EXERCISE DETAILS:
Copy the data word for word, keeping every line.

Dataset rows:
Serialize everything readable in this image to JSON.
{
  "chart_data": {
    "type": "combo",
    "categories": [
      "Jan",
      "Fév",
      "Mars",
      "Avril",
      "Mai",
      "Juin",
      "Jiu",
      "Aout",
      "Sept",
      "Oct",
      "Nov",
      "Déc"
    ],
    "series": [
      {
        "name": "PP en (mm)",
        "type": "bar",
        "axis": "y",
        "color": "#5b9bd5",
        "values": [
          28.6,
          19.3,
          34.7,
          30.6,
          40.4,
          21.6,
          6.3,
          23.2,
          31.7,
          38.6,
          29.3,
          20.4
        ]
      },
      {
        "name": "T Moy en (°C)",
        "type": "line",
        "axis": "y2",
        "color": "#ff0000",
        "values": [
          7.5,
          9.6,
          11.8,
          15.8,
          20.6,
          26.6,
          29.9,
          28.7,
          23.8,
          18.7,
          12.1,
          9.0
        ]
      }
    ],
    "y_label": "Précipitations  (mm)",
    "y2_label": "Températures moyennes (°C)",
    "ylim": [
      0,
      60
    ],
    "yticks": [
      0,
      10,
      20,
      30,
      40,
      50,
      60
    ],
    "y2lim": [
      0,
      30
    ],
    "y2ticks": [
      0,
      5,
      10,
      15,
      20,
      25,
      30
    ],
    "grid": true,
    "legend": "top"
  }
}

ANSWER TO THE EXERCISE:
Serialize everything readable in this image to JSON.
{
  "chart_data": {
    "type": "combo",
    "categories": [
      "Jan",
      "Fév",
      "Mars",
      "Avril",
      "Mai",
      "Juin",
      "Jiu",
      "Aout",
      "Sept",
      "Oct",
      "Nov",
      "Déc"
    ],
    "series": [
      {
        "name": "PP en (mm)",
        "type": "bar",
        "axis": "y",
        "color": "#5b9bd5",
        "values": [
          28.6,
          19.3,
          34.7,
          30.6,
          40.4,
          21.6,
          6.3,
          23.2,
          31.7,
          38.6,
          29.3,
          20.4
        ]
      },
      {
        "name": "T Moy en (°C)",
        "type": "line",
        "axis": "y2",
        "color": "#ff0000",
        "values": [
          7.5,
          9.6,
          11.8,
          15.8,
          20.6,
          26.6,
          29.9,
          28.7,
          23.8,
          18.7,
          12.1,
          9.0
        ]
      }
    ],
    "y_label": "Précipitations  (mm)",
    "y2_label": "Températures moyennes (°C)",
    "ylim": [
      0,
      60
    ],
    "yticks": [
      0,
      10,
      20,
      30,
      40,
      50,
      60
    ],
    "y2lim": [
      0,
      30
    ],
    "y2ticks": [
      0,
      5,
      10,
      15,
      20,
      25,
      30
    ],
    "grid": true,
    "legend": "top"
  }
}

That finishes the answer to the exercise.